▶ **WHAT TO DO**:
Can you transcribe every entry word for word, skipping the images?

▶ **EXTRACTED MATERIAL**:
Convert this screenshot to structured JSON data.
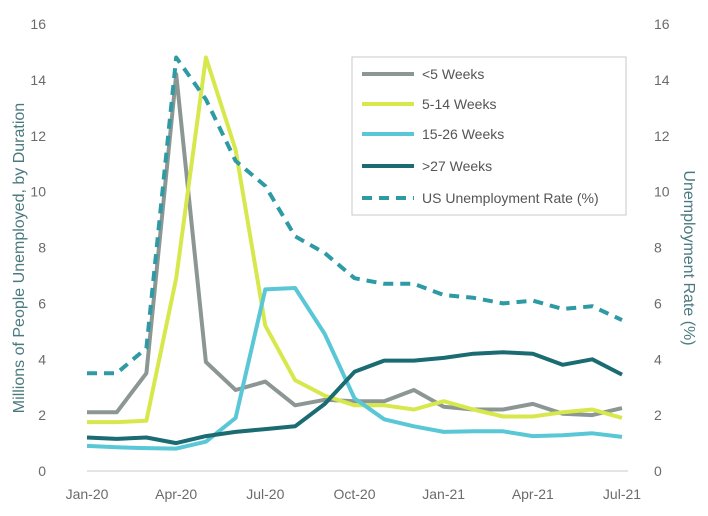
{
  "chart_data": {
    "type": "line",
    "x": [
      "Jan-20",
      "Feb-20",
      "Mar-20",
      "Apr-20",
      "May-20",
      "Jun-20",
      "Jul-20",
      "Aug-20",
      "Sep-20",
      "Oct-20",
      "Nov-20",
      "Dec-20",
      "Jan-21",
      "Feb-21",
      "Mar-21",
      "Apr-21",
      "May-21",
      "Jun-21",
      "Jul-21"
    ],
    "xticks": [
      "Jan-20",
      "Apr-20",
      "Jul-20",
      "Oct-20",
      "Jan-21",
      "Apr-21",
      "Jul-21"
    ],
    "ylabel": "Millions of People Unemployed, by Duration",
    "y2label": "Unemployment Rate (%)",
    "ylim": [
      0,
      16
    ],
    "y2lim": [
      0,
      16
    ],
    "yticks": [
      0,
      2,
      4,
      6,
      8,
      10,
      12,
      14,
      16
    ],
    "grid": false,
    "legend_position": "top-right",
    "series": [
      {
        "name": "<5 Weeks",
        "color": "#8c9794",
        "style": "solid",
        "axis": "left",
        "values": [
          2.1,
          2.1,
          3.5,
          14.2,
          3.9,
          2.9,
          3.2,
          2.35,
          2.55,
          2.5,
          2.5,
          2.9,
          2.3,
          2.2,
          2.2,
          2.4,
          2.05,
          2.0,
          2.25
        ]
      },
      {
        "name": "5-14 Weeks",
        "color": "#d7e84d",
        "style": "solid",
        "axis": "left",
        "values": [
          1.75,
          1.75,
          1.8,
          6.9,
          14.8,
          11.5,
          5.2,
          3.25,
          2.7,
          2.35,
          2.35,
          2.2,
          2.5,
          2.2,
          1.95,
          1.95,
          2.1,
          2.2,
          1.9
        ]
      },
      {
        "name": "15-26 Weeks",
        "color": "#59c7d6",
        "style": "solid",
        "axis": "left",
        "values": [
          0.9,
          0.85,
          0.82,
          0.8,
          1.05,
          1.9,
          6.5,
          6.55,
          4.9,
          2.6,
          1.85,
          1.6,
          1.4,
          1.42,
          1.42,
          1.25,
          1.28,
          1.35,
          1.22
        ]
      },
      {
        "name": ">27 Weeks",
        "color": "#1a6b72",
        "style": "solid",
        "axis": "left",
        "values": [
          1.2,
          1.15,
          1.2,
          1.0,
          1.25,
          1.4,
          1.5,
          1.6,
          2.4,
          3.55,
          3.95,
          3.95,
          4.05,
          4.2,
          4.25,
          4.2,
          3.8,
          4.0,
          3.45
        ]
      },
      {
        "name": "US Unemployment Rate (%)",
        "color": "#2e9aa3",
        "style": "dashed",
        "axis": "right",
        "values": [
          3.5,
          3.5,
          4.4,
          14.8,
          13.3,
          11.1,
          10.2,
          8.4,
          7.8,
          6.9,
          6.7,
          6.7,
          6.3,
          6.2,
          6.0,
          6.1,
          5.8,
          5.9,
          5.4
        ]
      }
    ]
  }
}
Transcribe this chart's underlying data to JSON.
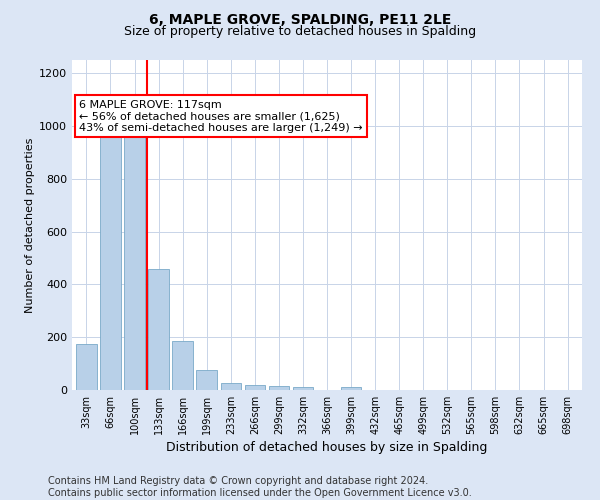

▶ **EXERCISE ANSWER**:
Convert this screenshot to structured JSON data.
{
  "chart_data": {
    "type": "line",
    "x": [
      "Jan-20",
      "Feb-20",
      "Mar-20",
      "Apr-20",
      "May-20",
      "Jun-20",
      "Jul-20",
      "Aug-20",
      "Sep-20",
      "Oct-20",
      "Nov-20",
      "Dec-20",
      "Jan-21",
      "Feb-21",
      "Mar-21",
      "Apr-21",
      "May-21",
      "Jun-21",
      "Jul-21"
    ],
    "xticks": [
      "Jan-20",
      "Apr-20",
      "Jul-20",
      "Oct-20",
      "Jan-21",
      "Apr-21",
      "Jul-21"
    ],
    "ylabel": "Millions of People Unemployed, by Duration",
    "y2label": "Unemployment Rate (%)",
    "ylim": [
      0,
      16
    ],
    "y2lim": [
      0,
      16
    ],
    "yticks": [
      0,
      2,
      4,
      6,
      8,
      10,
      12,
      14,
      16
    ],
    "grid": false,
    "legend_position": "top-right",
    "series": [
      {
        "name": "<5 Weeks",
        "color": "#8c9794",
        "style": "solid",
        "axis": "left",
        "values": [
          2.1,
          2.1,
          3.5,
          14.2,
          3.9,
          2.9,
          3.2,
          2.35,
          2.55,
          2.5,
          2.5,
          2.9,
          2.3,
          2.2,
          2.2,
          2.4,
          2.05,
          2.0,
          2.25
        ]
      },
      {
        "name": "5-14 Weeks",
        "color": "#d7e84d",
        "style": "solid",
        "axis": "left",
        "values": [
          1.75,
          1.75,
          1.8,
          6.9,
          14.8,
          11.5,
          5.2,
          3.25,
          2.7,
          2.35,
          2.35,
          2.2,
          2.5,
          2.2,
          1.95,
          1.95,
          2.1,
          2.2,
          1.9
        ]
      },
      {
        "name": "15-26 Weeks",
        "color": "#59c7d6",
        "style": "solid",
        "axis": "left",
        "values": [
          0.9,
          0.85,
          0.82,
          0.8,
          1.05,
          1.9,
          6.5,
          6.55,
          4.9,
          2.6,
          1.85,
          1.6,
          1.4,
          1.42,
          1.42,
          1.25,
          1.28,
          1.35,
          1.22
        ]
      },
      {
        "name": ">27 Weeks",
        "color": "#1a6b72",
        "style": "solid",
        "axis": "left",
        "values": [
          1.2,
          1.15,
          1.2,
          1.0,
          1.25,
          1.4,
          1.5,
          1.6,
          2.4,
          3.55,
          3.95,
          3.95,
          4.05,
          4.2,
          4.25,
          4.2,
          3.8,
          4.0,
          3.45
        ]
      },
      {
        "name": "US Unemployment Rate (%)",
        "color": "#2e9aa3",
        "style": "dashed",
        "axis": "right",
        "values": [
          3.5,
          3.5,
          4.4,
          14.8,
          13.3,
          11.1,
          10.2,
          8.4,
          7.8,
          6.9,
          6.7,
          6.7,
          6.3,
          6.2,
          6.0,
          6.1,
          5.8,
          5.9,
          5.4
        ]
      }
    ]
  }
}
Transcribe this chart's underlying data to JSON.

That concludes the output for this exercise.